-- BEGIN WORKING DATA --

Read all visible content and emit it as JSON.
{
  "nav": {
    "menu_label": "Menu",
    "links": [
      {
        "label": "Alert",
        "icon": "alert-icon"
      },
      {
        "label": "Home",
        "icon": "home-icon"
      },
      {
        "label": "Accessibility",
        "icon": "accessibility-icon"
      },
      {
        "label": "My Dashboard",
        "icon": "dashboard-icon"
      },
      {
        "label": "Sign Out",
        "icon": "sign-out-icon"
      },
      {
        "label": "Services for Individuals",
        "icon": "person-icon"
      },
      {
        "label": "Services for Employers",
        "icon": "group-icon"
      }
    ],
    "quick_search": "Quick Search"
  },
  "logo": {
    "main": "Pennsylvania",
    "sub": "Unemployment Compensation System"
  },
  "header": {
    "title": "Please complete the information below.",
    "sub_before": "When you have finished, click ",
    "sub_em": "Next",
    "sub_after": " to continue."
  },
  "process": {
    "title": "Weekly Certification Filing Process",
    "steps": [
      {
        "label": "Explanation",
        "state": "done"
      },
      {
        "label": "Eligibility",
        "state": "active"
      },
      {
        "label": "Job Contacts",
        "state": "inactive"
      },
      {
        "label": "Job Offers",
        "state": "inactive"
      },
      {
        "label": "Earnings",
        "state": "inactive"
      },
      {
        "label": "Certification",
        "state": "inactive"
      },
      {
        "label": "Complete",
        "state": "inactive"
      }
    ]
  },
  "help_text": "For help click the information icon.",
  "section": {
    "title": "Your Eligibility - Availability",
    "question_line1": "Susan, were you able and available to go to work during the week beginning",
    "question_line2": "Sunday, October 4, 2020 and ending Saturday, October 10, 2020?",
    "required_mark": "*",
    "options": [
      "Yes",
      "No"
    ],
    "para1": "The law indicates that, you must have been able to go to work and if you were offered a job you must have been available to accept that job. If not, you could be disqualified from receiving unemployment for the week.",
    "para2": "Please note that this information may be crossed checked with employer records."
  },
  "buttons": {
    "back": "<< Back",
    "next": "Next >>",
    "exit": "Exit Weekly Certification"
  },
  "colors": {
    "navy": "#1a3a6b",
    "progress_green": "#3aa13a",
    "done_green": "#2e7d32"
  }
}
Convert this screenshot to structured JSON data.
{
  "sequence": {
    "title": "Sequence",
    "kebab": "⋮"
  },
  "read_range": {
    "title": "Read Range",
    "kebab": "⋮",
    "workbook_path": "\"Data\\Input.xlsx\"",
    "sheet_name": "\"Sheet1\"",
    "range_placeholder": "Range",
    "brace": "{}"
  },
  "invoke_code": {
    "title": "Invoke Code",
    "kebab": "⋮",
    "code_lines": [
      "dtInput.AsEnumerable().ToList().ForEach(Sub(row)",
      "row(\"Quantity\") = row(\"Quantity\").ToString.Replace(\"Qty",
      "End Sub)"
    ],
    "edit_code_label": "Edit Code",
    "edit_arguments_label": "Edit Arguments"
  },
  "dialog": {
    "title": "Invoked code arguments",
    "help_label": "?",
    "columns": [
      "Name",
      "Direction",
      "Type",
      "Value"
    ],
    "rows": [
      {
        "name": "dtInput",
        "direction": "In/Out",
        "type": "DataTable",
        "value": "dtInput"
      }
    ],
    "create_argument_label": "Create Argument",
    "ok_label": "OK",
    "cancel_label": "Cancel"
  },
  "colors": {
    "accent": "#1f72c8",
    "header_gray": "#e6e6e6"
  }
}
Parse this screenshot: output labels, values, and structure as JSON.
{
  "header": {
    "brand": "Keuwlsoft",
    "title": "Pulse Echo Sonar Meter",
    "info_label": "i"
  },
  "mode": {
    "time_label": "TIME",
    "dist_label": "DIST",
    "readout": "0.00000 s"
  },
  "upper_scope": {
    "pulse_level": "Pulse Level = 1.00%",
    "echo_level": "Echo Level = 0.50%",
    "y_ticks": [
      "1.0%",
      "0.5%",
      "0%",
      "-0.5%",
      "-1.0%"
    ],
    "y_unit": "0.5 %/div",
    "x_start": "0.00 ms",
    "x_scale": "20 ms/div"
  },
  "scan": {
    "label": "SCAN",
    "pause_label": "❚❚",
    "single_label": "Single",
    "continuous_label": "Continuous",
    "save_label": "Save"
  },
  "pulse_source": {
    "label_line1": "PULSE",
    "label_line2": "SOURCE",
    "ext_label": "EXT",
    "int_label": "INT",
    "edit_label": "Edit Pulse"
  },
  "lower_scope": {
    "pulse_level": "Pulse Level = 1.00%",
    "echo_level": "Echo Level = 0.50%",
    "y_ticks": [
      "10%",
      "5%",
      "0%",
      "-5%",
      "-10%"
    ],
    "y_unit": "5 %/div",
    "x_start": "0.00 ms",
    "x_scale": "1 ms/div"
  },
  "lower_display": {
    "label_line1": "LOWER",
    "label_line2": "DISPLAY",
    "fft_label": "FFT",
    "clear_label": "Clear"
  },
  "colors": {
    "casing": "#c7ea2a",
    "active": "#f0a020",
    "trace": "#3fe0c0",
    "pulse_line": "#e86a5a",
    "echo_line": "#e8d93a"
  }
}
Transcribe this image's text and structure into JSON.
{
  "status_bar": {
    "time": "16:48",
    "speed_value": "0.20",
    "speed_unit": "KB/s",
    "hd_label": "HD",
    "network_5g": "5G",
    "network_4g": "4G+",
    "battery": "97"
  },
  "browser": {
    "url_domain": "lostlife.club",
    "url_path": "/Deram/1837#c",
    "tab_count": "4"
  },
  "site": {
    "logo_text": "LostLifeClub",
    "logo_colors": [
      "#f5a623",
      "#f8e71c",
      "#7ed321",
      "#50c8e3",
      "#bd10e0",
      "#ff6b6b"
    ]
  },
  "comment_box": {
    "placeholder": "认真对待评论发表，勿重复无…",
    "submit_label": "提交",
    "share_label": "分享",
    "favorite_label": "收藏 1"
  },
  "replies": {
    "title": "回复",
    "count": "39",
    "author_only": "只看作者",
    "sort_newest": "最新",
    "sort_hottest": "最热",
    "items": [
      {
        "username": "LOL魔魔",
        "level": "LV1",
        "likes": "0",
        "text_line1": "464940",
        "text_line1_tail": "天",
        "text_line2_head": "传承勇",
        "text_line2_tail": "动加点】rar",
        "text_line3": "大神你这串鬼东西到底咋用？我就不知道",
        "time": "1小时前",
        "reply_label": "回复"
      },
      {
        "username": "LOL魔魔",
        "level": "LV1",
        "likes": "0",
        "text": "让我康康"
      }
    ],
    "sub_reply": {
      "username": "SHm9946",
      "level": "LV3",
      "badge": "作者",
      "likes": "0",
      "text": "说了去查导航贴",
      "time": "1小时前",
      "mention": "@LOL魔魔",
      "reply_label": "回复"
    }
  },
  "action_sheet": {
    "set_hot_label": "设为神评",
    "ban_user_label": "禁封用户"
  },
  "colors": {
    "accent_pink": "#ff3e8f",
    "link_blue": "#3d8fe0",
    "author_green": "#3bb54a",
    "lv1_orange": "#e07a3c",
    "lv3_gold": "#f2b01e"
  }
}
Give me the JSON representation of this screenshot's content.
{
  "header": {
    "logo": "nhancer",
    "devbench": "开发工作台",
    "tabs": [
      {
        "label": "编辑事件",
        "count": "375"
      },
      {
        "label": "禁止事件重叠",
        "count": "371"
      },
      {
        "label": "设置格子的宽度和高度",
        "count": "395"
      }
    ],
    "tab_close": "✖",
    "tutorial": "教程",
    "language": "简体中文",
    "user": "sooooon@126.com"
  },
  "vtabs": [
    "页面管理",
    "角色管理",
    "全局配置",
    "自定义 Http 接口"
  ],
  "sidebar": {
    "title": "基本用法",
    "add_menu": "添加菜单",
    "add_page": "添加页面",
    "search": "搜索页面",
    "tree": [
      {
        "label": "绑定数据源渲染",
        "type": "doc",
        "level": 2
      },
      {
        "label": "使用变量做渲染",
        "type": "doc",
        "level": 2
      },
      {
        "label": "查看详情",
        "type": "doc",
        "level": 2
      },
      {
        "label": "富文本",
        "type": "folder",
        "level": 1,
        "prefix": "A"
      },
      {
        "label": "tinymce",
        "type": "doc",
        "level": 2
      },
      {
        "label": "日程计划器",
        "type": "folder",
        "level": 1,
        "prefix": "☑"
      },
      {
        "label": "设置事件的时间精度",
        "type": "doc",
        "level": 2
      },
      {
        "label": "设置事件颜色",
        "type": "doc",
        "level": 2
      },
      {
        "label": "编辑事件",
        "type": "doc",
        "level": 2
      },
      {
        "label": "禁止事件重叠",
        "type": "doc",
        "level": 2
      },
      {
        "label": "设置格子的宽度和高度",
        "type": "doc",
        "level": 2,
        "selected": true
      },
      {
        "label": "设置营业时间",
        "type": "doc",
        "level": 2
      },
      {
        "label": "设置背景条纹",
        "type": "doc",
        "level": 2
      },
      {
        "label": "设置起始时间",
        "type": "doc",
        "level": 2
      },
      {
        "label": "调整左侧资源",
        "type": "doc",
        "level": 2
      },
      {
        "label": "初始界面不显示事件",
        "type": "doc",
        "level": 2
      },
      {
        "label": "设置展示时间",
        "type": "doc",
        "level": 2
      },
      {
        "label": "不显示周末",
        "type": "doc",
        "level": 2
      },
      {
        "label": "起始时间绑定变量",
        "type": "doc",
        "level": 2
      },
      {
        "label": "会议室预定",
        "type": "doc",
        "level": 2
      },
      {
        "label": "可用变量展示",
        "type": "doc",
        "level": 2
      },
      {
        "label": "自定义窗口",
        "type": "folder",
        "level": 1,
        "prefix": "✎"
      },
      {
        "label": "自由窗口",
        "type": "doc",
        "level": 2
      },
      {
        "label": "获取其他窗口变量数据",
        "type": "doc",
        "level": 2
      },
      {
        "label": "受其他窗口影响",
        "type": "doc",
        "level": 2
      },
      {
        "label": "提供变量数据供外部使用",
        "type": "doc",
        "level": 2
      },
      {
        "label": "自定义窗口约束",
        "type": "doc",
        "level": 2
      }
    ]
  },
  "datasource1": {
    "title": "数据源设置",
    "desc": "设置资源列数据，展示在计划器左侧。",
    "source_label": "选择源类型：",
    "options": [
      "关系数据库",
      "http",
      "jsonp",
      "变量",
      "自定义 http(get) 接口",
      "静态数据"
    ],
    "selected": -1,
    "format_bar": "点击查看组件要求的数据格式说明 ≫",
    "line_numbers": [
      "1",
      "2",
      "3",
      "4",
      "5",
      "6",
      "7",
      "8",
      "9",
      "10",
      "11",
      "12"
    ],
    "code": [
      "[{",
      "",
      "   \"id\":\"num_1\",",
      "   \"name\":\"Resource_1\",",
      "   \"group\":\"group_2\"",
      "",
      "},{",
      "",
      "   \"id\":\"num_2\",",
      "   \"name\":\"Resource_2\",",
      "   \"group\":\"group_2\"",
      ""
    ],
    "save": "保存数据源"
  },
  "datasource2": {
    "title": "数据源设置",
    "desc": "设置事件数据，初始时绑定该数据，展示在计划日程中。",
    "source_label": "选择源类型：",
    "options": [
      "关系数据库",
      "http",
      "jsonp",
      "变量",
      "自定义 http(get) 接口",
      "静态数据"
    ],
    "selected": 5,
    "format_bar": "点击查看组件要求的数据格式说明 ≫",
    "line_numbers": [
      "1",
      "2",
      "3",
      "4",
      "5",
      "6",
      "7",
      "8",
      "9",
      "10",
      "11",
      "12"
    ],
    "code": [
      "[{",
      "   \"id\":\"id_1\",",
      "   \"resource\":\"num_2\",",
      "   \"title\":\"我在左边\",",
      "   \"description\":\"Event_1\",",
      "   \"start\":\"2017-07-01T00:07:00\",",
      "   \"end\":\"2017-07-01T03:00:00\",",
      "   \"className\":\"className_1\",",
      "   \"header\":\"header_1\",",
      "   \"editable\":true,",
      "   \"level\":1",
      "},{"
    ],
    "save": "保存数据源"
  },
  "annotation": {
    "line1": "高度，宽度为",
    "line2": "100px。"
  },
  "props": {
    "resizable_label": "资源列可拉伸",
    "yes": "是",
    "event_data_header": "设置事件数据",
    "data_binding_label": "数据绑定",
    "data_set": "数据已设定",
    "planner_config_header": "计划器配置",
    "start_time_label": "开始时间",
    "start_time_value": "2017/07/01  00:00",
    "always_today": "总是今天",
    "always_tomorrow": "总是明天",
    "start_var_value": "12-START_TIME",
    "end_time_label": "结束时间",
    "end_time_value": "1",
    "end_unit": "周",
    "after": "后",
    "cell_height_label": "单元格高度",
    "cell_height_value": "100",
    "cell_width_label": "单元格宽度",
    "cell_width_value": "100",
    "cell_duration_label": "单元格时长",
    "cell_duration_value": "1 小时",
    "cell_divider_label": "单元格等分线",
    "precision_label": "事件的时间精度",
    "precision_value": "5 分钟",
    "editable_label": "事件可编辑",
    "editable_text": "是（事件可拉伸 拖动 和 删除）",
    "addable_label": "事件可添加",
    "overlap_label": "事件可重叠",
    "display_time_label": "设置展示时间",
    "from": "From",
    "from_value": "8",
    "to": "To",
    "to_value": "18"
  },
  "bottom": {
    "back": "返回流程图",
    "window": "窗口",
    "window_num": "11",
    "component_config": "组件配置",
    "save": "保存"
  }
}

-- END WORKING DATA --

SET TASK: Copy all lines from the entries that contain the word "were".

WORKED SOLUTION:
    "question_line1": "Susan, were you able and available to go to work during the week beginning",
    "para1": "The law indicates that, you must have been able to go to work and if you were offered a job you must have been available to accept that job. If not, you could be disqualified from receiving unemployment for the week.",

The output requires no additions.